## STATED GOAL
Images appear in the records below; leave them out and repeat everything else exactly.
>> begin EXTRACTED DATA
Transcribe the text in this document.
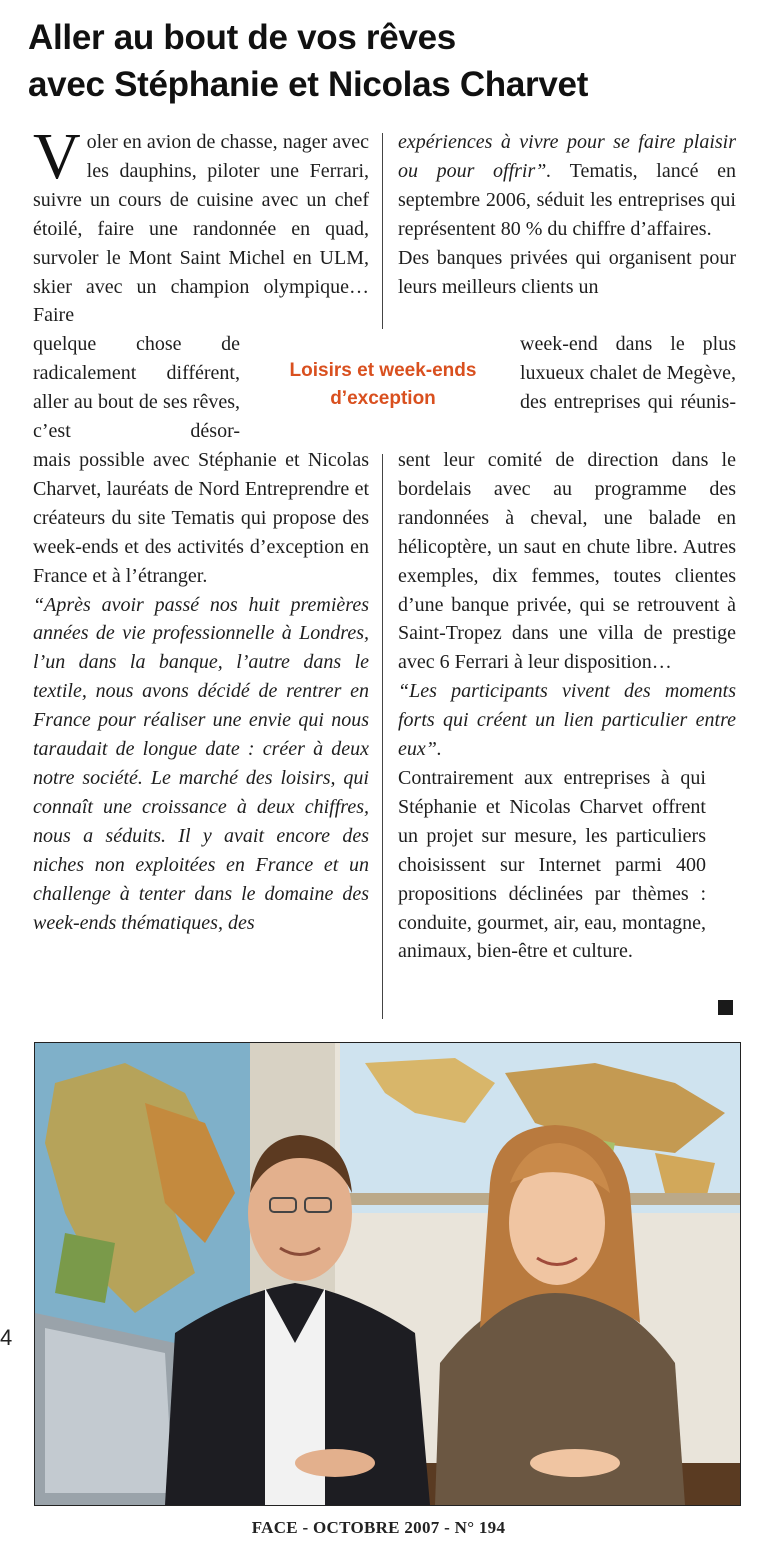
Aller au bout de vos rêves
avec Stéphanie et Nicolas Charvet
V oler en avion de chasse, nager avec les dauphins, piloter une Ferrari, suivre un cours de cuisine avec un chef étoilé, faire une randonnée en quad, survoler le Mont Saint Michel en ULM, skier avec un champion olympique… Faire

quelque chose de radicalement différent, aller au bout de ses rêves, c’est désor-

mais possible avec Stéphanie et Nicolas Charvet, lauréats de Nord Entreprendre et créateurs du site Tematis qui propose des week-ends et des activités d’exception en France et à l’étranger.

“Après avoir passé nos huit premières années de vie professionnelle à Londres, l’un dans la banque, l’autre dans le textile, nous avons décidé de rentrer en France pour réaliser une envie qui nous taraudait de longue date : créer à deux notre société. Le marché des loisirs, qui connaît une croissance à deux chiffres, nous a séduits. Il y avait encore des niches non exploitées en France et un challenge à tenter dans le domaine des week-ends thématiques, des

expériences à vivre pour se faire plaisir ou pour offrir”. Tematis, lancé en septembre 2006, séduit les entreprises qui représentent 80 % du chiffre d’affaires.

Des banques privées qui organisent pour leurs meilleurs clients un

week-end dans le plus luxueux chalet de Megève, des entreprises qui réunis-

sent leur comité de direction dans le bordelais avec au programme des randonnées à cheval, une balade en hélicoptère, un saut en chute libre. Autres exemples, dix femmes, toutes clientes d’une banque privée, qui se retrouvent à Saint-Tropez dans une villa de prestige avec 6 Ferrari à leur disposition…

“Les participants vivent des moments forts qui créent un lien particulier entre eux”.

Contrairement aux entreprises à qui Stéphanie et Nicolas Charvet offrent un projet sur mesure, les particuliers choisissent sur Internet parmi 400 propositions déclinées par thèmes : conduite, gourmet, air, eau, montagne, animaux, bien-être et culture.

Loisirs et week-ends
d’exception
4
FACE - OCTOBRE 2007 - N° 194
>> end EXTRACTED DATA
## SOLUTION TO THIS EXERCISE
Transcribe the text in this document.
Aller au bout de vos rêves
avec Stéphanie et Nicolas Charvet
V oler en avion de chasse, nager avec les dauphins, piloter une Ferrari, suivre un cours de cuisine avec un chef étoilé, faire une randonnée en quad, survoler le Mont Saint Michel en ULM, skier avec un champion olympique… Faire

quelque chose de radicalement différent, aller au bout de ses rêves, c’est désor-

mais possible avec Stéphanie et Nicolas Charvet, lauréats de Nord Entreprendre et créateurs du site Tematis qui propose des week-ends et des activités d’exception en France et à l’étranger.

“Après avoir passé nos huit premières années de vie professionnelle à Londres, l’un dans la banque, l’autre dans le textile, nous avons décidé de rentrer en France pour réaliser une envie qui nous taraudait de longue date : créer à deux notre société. Le marché des loisirs, qui connaît une croissance à deux chiffres, nous a séduits. Il y avait encore des niches non exploitées en France et un challenge à tenter dans le domaine des week-ends thématiques, des

expériences à vivre pour se faire plaisir ou pour offrir”. Tematis, lancé en septembre 2006, séduit les entreprises qui représentent 80 % du chiffre d’affaires.

Des banques privées qui organisent pour leurs meilleurs clients un

week-end dans le plus luxueux chalet de Megève, des entreprises qui réunis-

sent leur comité de direction dans le bordelais avec au programme des randonnées à cheval, une balade en hélicoptère, un saut en chute libre. Autres exemples, dix femmes, toutes clientes d’une banque privée, qui se retrouvent à Saint-Tropez dans une villa de prestige avec 6 Ferrari à leur disposition…

“Les participants vivent des moments forts qui créent un lien particulier entre eux”.

Contrairement aux entreprises à qui Stéphanie et Nicolas Charvet offrent un projet sur mesure, les particuliers choisissent sur Internet parmi 400 propositions déclinées par thèmes : conduite, gourmet, air, eau, montagne, animaux, bien-être et culture.

Loisirs et week-ends
d’exception
4
FACE - OCTOBRE 2007 - N° 194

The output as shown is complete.